═════ TEXTE PROPOSÉ ═════
La Banque Postale se jette dans la bataille du paiement différé

L’initiative fera sans doute grand bruit dans le petit monde du crédit et du paiement différé ou fractionné. La Banque Postale vient d’annoncer la création d’une filiale à 100%, Django, dédiée pour l’essentiel au paiement en plusieurs fois, devenu un mode de paiement incontournable dans l’univers du e-commerce. Pour l’heure, le marché reste largement dominé en France par Oney et Floa, deux ex-captives de distributeurs, et par des fintechs, comme Klarna, Paypal ou Alma. Mais les acteurs traditionnels, comme les banques, préparent leur riposte sur ce segment en plein boom, comme en témoigne la stratégie volontariste de La Banque Postale.
Jocelyne Amègan-Douaud, directrice générale de Django, souhaite encourager les bonnes pratiques sur le marché du paiement fractionné.
Jocelyne Amègan-Douaud, directrice générale de Django, souhaite encourager les bonnes pratiques sur le marché du paiement fractionné. (Crédits : DR)

Les banques traditionnelles entrent en lice dans la bataille du paiement fractionné ou différé. La Banque Postale vient ainsi de créer une filiale, détenue à 100%, dédiée à ces nouvelles solutions de financement et qui s'adresse à la fois aux acteurs de l'e-commerce et, dans un second temps, via une application mobile, aux consommateurs en direct, client on non du réseau postal.
═════ DONNÉES DISPONIBLES ═════
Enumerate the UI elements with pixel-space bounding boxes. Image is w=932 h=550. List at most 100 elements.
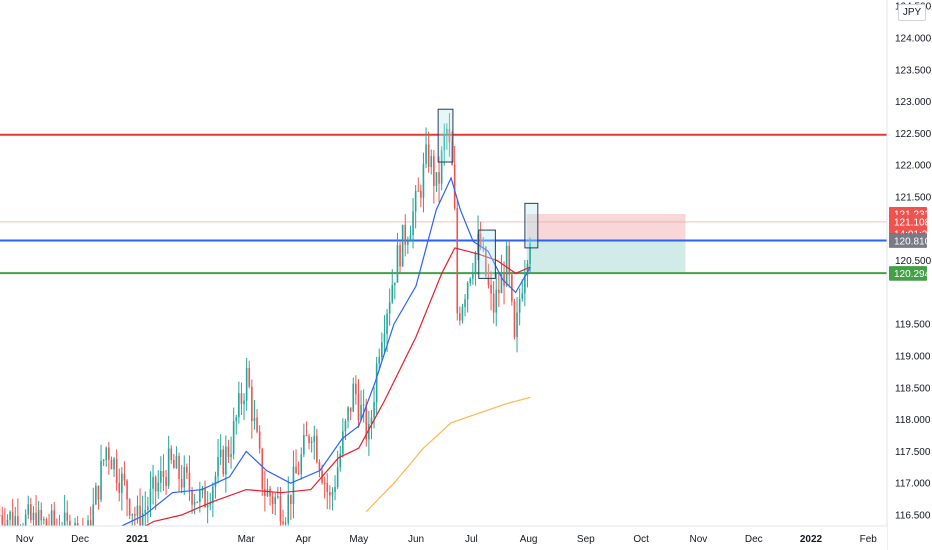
candle-body: [498, 289, 500, 294]
candle-body: [193, 501, 196, 505]
candle-body: [430, 156, 433, 168]
candle-body: [30, 504, 32, 521]
ma-fast-line: [111, 176, 531, 532]
candle-body: [518, 298, 521, 313]
candle-body: [100, 460, 102, 500]
candle-body: [464, 299, 466, 307]
candle-body: [123, 473, 126, 481]
candle-body: [453, 164, 456, 209]
time-tick-label: 2021: [126, 534, 149, 545]
moving-averages: [111, 176, 531, 535]
candle-body: [50, 510, 53, 529]
time-tick-label: Dec: [71, 534, 89, 545]
candle-body: [162, 471, 165, 478]
candle-body: [459, 313, 461, 321]
candle-body: [466, 283, 469, 300]
candle-body: [526, 263, 529, 276]
candle-body: [394, 282, 396, 286]
candle-body: [339, 453, 342, 468]
candle-body: [277, 496, 279, 498]
candle-body: [214, 476, 217, 487]
candle-body: [152, 476, 154, 489]
candle-body: [383, 333, 386, 343]
candle-body: [342, 431, 344, 454]
price-tick-label: 119.500: [895, 320, 931, 331]
candle-body: [472, 274, 474, 279]
candle-body: [323, 482, 326, 484]
price-tick-label: 119.000: [895, 352, 931, 363]
candle-body: [469, 278, 472, 284]
price-tag: [889, 233, 927, 248]
candle-body: [186, 466, 188, 473]
candle-body: [160, 471, 162, 483]
candle-body: [232, 421, 235, 455]
candle-body: [386, 313, 388, 334]
candle-body: [477, 233, 479, 253]
candle-body: [334, 486, 336, 493]
candle-body: [118, 482, 121, 493]
candle-body: [63, 512, 66, 537]
candle-body: [433, 156, 435, 186]
candle-body: [485, 247, 487, 277]
candle-body: [425, 144, 427, 164]
candle-body: [269, 488, 271, 497]
candle-body: [53, 510, 56, 527]
candle-body: [136, 505, 139, 516]
candle-body: [513, 301, 516, 338]
candle-body: [264, 489, 266, 496]
candle-body: [409, 235, 412, 242]
candle-body: [238, 393, 240, 418]
candle-body: [178, 456, 180, 480]
candle-body: [204, 488, 206, 508]
price-tick-label: 124.000: [895, 34, 932, 45]
candle-body: [110, 459, 113, 470]
candle-body: [305, 435, 308, 437]
candle-body: [331, 492, 334, 496]
time-axis: Nov Dec 2021 Mar Apr May Jun Jul Aug Sep Oct Nov Dec…: [0, 525, 887, 550]
candle-body: [251, 386, 253, 422]
candle-body: [261, 448, 264, 490]
candle-body: [167, 448, 170, 487]
candle-body: [217, 456, 219, 477]
candle-body: [115, 458, 118, 483]
candle-body: [14, 516, 17, 528]
candle-body: [43, 519, 45, 521]
highlight-box-2: [478, 229, 496, 279]
candle-body: [300, 454, 303, 475]
time-tick-label: Aug: [520, 534, 538, 545]
stop-loss-zone: [526, 213, 686, 241]
highlight-box-3: [524, 202, 539, 249]
candle-body: [191, 489, 193, 505]
candle-body: [95, 485, 97, 505]
take-profit-zone: [526, 240, 686, 274]
candle-body: [188, 472, 191, 490]
candle-body: [308, 436, 310, 443]
candle-body: [183, 466, 186, 488]
candle-body: [225, 446, 227, 475]
candle-body: [461, 306, 464, 321]
candle-body: [407, 241, 409, 245]
candle-body: [417, 190, 420, 192]
candle-body: [344, 420, 347, 432]
candle-body: [292, 466, 295, 504]
position-zones: [526, 213, 686, 274]
candle-body: [448, 128, 451, 143]
time-tick-label: Dec: [745, 534, 763, 545]
candle-body: [32, 512, 35, 521]
candle-body: [357, 394, 360, 420]
candle-body: [271, 496, 274, 505]
candle-body: [266, 488, 269, 496]
candle-body: [487, 276, 490, 285]
ma-slow-line: [365, 396, 531, 513]
candle-body: [45, 519, 48, 527]
currency-badge[interactable]: JPY: [898, 4, 926, 21]
candle-body: [11, 511, 14, 528]
candle-body: [427, 144, 430, 168]
candle-body: [336, 467, 339, 487]
price-tag-label: 120.294: [894, 269, 931, 280]
price-tick-label: 118.500: [895, 383, 931, 394]
price-tags: 121.233121.10814:01:29120.817120.810120.…: [889, 206, 932, 281]
time-axis-bg: [0, 526, 887, 550]
candle-body: [27, 504, 30, 515]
═════
TRAVAIL DEMANDÉ -
(a) Recopiez fidèlement le texte sur le paiement différé, depuis "La Banque Postale se" jusqu'à "La Banque Postale.".
(b) Présentez sous forme de liste numérotée les lignes des entrées, depuis celle qui contient "candle-body: [498, 289, 500, 294]" jusqu'à celle qui contient "candle-body: [425, 144, 427, 164]", ces deux lignes comprises et sans les lignes vides.

RÉSULTATS DE L'EXERCICE -
(a)
La Banque Postale se jette dans la bataille du paiement différé

L’initiative fera sans doute grand bruit dans le petit monde du crédit et du paiement différé ou fractionné. La Banque Postale vient d’annoncer la création d’une filiale à 100%, Django, dédiée pour l’essentiel au paiement en plusieurs fois, devenu un mode de paiement incontournable dans l’univers du e-commerce. Pour l’heure, le marché reste largement dominé en France par Oney et Floa, deux ex-captives de distributeurs, et par des fintechs, comme Klarna, Paypal ou Alma. Mais les acteurs traditionnels, comme les banques, préparent leur riposte sur ce segment en plein boom, comme en témoigne la stratégie volontariste de La Banque Postale.

(b)
1. candle-body: [498, 289, 500, 294]
2. candle-body: [193, 501, 196, 505]
3. candle-body: [430, 156, 433, 168]
4. candle-body: [30, 504, 32, 521]
5. ma-fast-line: [111, 176, 531, 532]
6. candle-body: [518, 298, 521, 313]
7. candle-body: [100, 460, 102, 500]
8. candle-body: [464, 299, 466, 307]
9. candle-body: [123, 473, 126, 481]
10. candle-body: [453, 164, 456, 209]
11. time-tick-label: 2021: [126, 534, 149, 545]
12. moving-averages: [111, 176, 531, 535]
13. candle-body: [50, 510, 53, 529]
14. time-tick-label: Dec: [71, 534, 89, 545]
15. candle-body: [162, 471, 165, 478]
16. candle-body: [459, 313, 461, 321]
17. candle-body: [466, 283, 469, 300]
18. candle-body: [526, 263, 529, 276]
19. candle-body: [394, 282, 396, 286]
20. candle-body: [339, 453, 342, 468]
21. candle-body: [277, 496, 279, 498]
22. candle-body: [214, 476, 217, 487]
23. candle-body: [152, 476, 154, 489]
24. candle-body: [383, 333, 386, 343]
25. candle-body: [342, 431, 344, 454]
26. price-tick-label: 119.500: [895, 320, 931, 331]
27. candle-body: [472, 274, 474, 279]
28. candle-body: [323, 482, 326, 484]
29. price-tick-label: 119.000: [895, 352, 931, 363]
30. candle-body: [469, 278, 472, 284]
31. price-tag: [889, 233, 927, 248]
32. candle-body: [186, 466, 188, 473]
33. candle-body: [160, 471, 162, 483]
34. candle-body: [232, 421, 235, 455]
35. candle-body: [386, 313, 388, 334]
36. candle-body: [477, 233, 479, 253]
37. candle-body: [334, 486, 336, 493]
38. candle-body: [118, 482, 121, 493]
39. candle-body: [63, 512, 66, 537]
40. candle-body: [433, 156, 435, 186]
41. candle-body: [485, 247, 487, 277]
42. candle-body: [425, 144, 427, 164]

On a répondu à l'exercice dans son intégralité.